GP100’s SM has the same number of registers as Maxwell GM200 and Kepler GK110 SMs, but the entire GP100 GPU has far more SMs, and thus many more registers overall. This means threads across the GPU have access to more registers, and GP100 supports more threads, warps, and thread blocks in flight compared to prior GPU generations.

Overall shared memory across the GP100 GPU is also increased due to the increased SM count, and aggregate shared memory bandwidth is effectively more than doubled. A higher ratio of shared memory, registers, and warps per SM in GP100 allows the SM to more efficiently execute code. There are more warps for the instruction scheduler to choose from, more loads to initiate, and more per-thread bandwidth to shared memory (per thread).

On compute side, Pascal is going to take the next incremental step with double precision performance rated over 5.3 TFLOPs, which is more than double of what’s offered on the last generation FP64 enabled GPUs. As for single precision performance, we will see the Pascal GPUs breaking past the 10 TFLOPs barrier with ease. The chip comes with 4 MB of L2 cache. The GPU is in volume production and will be arriving to HPC markets very soon. On the mixed precision market, the Tesla P100 can achieve a maximum of 21 TFLOPs of FP16 compute performance which can process workloads at twice the compute precision of FP32.

Because of the importance of high-precision computation for technical computing and HPC codes, a key design goal for Tesla P100 is high double-precision performance. Each GP100 SM has 32 FP64 units, providing a 2:1 ratio of single- to double-precision throughput. Compared to the 3:1 ratio in Kepler GK110 GPUs, this allows Tesla P100 to process FP64 workloads more efficiently.

NVIDIA Pascal is Built on TSMC's 16nm FinFET Process Node

The chip is based on the 16nm FinFET process which leads to efficiency improvements and better performance per watt but with Pascal, double precision compute returns with a bang. Maxwell which is NVIDIA’s current gen architecture made some serious gains in the performance per watt department and Pascal is expected to keep the tradition move forward.

* **DATA LINES**:

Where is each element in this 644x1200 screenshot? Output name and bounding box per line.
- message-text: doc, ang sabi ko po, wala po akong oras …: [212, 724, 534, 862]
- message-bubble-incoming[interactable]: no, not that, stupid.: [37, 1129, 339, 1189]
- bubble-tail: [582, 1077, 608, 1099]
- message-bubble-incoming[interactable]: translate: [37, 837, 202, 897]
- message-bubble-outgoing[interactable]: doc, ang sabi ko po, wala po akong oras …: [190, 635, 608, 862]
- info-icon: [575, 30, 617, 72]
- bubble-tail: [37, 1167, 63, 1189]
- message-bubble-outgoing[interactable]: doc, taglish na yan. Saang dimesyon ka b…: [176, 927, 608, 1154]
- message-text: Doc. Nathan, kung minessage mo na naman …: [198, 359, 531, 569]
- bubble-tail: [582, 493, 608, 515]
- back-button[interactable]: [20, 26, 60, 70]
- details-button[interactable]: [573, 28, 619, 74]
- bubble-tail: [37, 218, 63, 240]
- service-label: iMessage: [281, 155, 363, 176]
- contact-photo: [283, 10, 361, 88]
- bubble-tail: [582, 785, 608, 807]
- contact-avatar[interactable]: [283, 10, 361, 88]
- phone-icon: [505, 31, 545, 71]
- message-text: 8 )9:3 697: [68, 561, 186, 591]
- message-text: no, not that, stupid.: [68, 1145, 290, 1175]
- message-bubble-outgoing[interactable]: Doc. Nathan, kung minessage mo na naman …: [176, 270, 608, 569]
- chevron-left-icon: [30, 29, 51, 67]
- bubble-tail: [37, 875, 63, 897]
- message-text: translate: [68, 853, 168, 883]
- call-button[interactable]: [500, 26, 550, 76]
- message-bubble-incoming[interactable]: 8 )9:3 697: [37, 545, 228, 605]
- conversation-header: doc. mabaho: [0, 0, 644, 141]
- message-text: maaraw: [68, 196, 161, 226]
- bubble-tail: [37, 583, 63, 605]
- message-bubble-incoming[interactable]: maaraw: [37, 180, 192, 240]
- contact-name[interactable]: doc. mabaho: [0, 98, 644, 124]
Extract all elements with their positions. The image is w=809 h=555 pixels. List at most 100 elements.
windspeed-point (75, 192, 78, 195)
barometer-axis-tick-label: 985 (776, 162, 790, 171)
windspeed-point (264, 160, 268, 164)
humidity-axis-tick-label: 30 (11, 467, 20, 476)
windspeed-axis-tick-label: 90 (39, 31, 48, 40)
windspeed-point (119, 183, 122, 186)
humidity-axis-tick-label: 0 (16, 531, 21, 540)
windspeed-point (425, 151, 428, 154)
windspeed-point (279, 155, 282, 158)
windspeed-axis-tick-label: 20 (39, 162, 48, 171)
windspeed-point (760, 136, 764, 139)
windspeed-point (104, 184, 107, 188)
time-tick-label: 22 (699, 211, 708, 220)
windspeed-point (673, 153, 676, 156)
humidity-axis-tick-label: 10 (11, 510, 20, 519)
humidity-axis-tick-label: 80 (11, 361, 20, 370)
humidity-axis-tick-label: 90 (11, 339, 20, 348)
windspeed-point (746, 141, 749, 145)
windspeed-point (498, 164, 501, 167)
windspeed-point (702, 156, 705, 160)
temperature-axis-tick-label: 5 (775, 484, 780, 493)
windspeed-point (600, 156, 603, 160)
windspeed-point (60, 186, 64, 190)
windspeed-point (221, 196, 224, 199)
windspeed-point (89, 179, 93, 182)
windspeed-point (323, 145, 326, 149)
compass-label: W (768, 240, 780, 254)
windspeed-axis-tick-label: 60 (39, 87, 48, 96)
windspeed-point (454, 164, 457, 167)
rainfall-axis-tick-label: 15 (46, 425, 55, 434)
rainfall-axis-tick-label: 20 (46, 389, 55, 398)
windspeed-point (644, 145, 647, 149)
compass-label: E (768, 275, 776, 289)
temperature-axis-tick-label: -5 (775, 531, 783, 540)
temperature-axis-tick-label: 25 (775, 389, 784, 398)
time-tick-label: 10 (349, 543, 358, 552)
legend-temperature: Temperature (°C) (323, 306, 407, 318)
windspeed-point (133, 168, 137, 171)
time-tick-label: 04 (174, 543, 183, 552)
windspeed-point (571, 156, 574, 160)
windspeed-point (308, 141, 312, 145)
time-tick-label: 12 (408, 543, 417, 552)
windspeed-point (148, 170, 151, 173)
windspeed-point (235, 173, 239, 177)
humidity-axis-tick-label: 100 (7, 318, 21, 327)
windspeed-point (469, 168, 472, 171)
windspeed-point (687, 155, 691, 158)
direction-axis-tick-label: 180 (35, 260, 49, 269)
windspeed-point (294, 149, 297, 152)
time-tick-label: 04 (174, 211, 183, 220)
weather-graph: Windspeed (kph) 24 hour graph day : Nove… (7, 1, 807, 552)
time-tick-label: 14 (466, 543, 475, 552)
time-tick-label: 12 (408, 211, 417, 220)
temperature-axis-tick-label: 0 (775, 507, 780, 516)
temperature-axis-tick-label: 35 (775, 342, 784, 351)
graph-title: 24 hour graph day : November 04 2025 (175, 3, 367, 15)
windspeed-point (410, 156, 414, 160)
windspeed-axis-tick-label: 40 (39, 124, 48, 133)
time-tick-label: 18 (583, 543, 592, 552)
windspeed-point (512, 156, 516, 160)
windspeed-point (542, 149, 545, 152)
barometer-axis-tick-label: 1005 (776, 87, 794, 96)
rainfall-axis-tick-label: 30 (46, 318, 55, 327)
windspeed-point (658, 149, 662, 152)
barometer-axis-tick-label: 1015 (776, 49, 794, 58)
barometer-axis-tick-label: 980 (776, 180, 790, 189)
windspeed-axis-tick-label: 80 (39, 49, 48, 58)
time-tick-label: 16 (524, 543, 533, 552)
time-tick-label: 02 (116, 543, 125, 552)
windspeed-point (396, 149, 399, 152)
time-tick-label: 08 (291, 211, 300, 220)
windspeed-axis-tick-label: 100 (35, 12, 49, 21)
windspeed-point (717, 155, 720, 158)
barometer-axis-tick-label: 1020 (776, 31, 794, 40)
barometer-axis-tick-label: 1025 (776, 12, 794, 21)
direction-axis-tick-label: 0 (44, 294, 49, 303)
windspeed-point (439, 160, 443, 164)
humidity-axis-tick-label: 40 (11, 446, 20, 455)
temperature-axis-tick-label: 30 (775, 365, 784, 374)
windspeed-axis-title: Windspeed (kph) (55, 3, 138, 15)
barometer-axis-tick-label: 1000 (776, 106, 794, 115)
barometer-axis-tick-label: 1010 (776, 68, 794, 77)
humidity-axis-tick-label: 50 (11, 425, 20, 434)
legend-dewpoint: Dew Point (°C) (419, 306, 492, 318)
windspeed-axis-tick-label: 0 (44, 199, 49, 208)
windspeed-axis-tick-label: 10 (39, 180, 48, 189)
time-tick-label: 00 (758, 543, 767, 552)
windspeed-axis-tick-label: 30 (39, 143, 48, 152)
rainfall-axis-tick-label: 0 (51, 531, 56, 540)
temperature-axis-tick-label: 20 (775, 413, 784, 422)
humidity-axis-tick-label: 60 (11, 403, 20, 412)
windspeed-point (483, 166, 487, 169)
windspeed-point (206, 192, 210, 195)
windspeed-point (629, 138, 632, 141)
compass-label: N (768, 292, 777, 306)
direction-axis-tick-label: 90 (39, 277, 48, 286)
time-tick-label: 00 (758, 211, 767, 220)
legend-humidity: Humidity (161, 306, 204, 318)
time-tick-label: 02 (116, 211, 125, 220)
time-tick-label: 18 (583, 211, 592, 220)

* **TASK LIST**:
a) Using the passage on the Pascal GP100, say whether each statement agrees with it. Answer yes or no, and quote the words that settle each one.
(i) Each GP100 SM contains 32 FP64 units.
(ii) A GP100 SM has more registers than a Kepler GK110 SM.
(iii) The chip carries 8 MB of L2 cache.
b) Answer these questions from the passage on the Pascal GP100:
(i) On which process node is NVIDIA Pascal built?
(ii) What is the maximum FP16 compute performance of the Tesla P100?
(iii) What ratio of single- to double-precision throughput do Kepler GK110 GPUs have?
c) Extend the passage on the Pascal GP100, starting right after its last sentence.
The data plays no part in the work that comes next.

* **EXERCISE RESPONSES**:
a)
(i) Yes: "Each GP100 SM has 32 FP64 units"
(ii) No: "GP100’s SM has the same number of registers as Maxwell GM200 and Kepler GK110 SMs"
(iii) No: "The chip comes with 4 MB of L2 cache."

b)
(i) TSMC's 16nm FinFET process node
(ii) 21 TFLOPs
(iii) 3:1

c)
TSMC’s 16FF+ (FinFET Plus) technology can provide above 65 percent higher speed, around 2 times the density, or 70 percent less power than its 28HPM technology. Comparing with 20SoC technology, 16FF+ provides extra 40% higher speed and 60% power saving. By leveraging the experience of 20SoC technology, TSMC 16FF+ shares the same metal backend process in order to quickly improve yield and demonstrate process maturity for time-to-market value. via TSMC

GPU Architecture	NVIDIA Fermi	NVIDIA Kepler	NVIDIA Maxwell	NVIDIA Pascal
GPU Process	40nm	28nm	28nm	16nm (TSMC FinFET)
Flagship Chip	GF110	GK210	GM200	GP100
GPU Design	SM (Streaming Multiprocessor)	SMX (Streaming Multiprocessor)	SMM (Streaming Multiprocessor Maxwell)	SMP (Streaming Multiprocessor Pascal)
Maximum Transistors	3.00 Billion	7.08 Billion	8.00 Billion	15.3 Billion
Maximum Die Size	520mm2	561mm2	601mm2	610mm2
Stream Processors Per Compute Unit	32 SPs	192 SPs	128 SPs	64 SPs
Maximum CUDA Cores	512 CCs (16 CUs)	2880 CCs (15 CUs)	3072 CCs (24 CUs)	3840 CCs (60 CUs)
FP32 Compute	1.33 TFLOPs(Tesla)	5.10 TFLOPs (Tesla)	6.10 TFLOPs (Tesla)	~12 TFLOPs (Tesla)
FP64 Compute	0.66 TFLOPs (Tesla)	1.43 TFLOPs (Tesla)	0.20 TFLOPs (Tesla)	~6 TFLOPs(Tesla)
Maximum VRAM	1.5 GB GDDR5	6 GB GDDR5	12 GB GDDR5	16 / 32 GB HBM2
Maximum Bandwidth	192 GB/s	336 GB/s	336 GB/s	720 GB/s - 1 TB/s
Maximum TDP	244W	250W	250W	300W
Launch Year	2010 (GTX 580)	2014 (GTX Titan Black)	2015 (GTX Titan X)	2016

NVIDIA Pascal GP100 Is The First Single Chip GPU With HBM2 To Achieve 1 TB/s Bandwidth

Under the Tesla brand, NVIDIA will be introducing a range of HPC cards based on their GP100 GPU core which utilizes the Pascal architecture and delivers a behemoth 5.3 TFLOPs of double precision compute along with 16 GB of HBM2 VRAM clocked at 2 Gbps to deliver 1 TB/s bandwidth. This makes Pascal GP100 the first single GPU to achieve the 1 TB/s bandwidth which is an insane feat in itself. Not only is that insane, but GP100 is also the first graphics card in the world to feature the next-gen memory standard, HBM2 from Samsung.

The HBM2 VRAM has a lot of advantages in the graphics sector. Not only is it faster but it's also scalable down and up to several different SKUs. The HBM2 VRAM has a much higher bus than GDDR5 memory, it comes with up to 1 TB/s bandwidth and less but not least, it allows HPC class graphics cards to feature up to 16 GB of VRAM which is crazy.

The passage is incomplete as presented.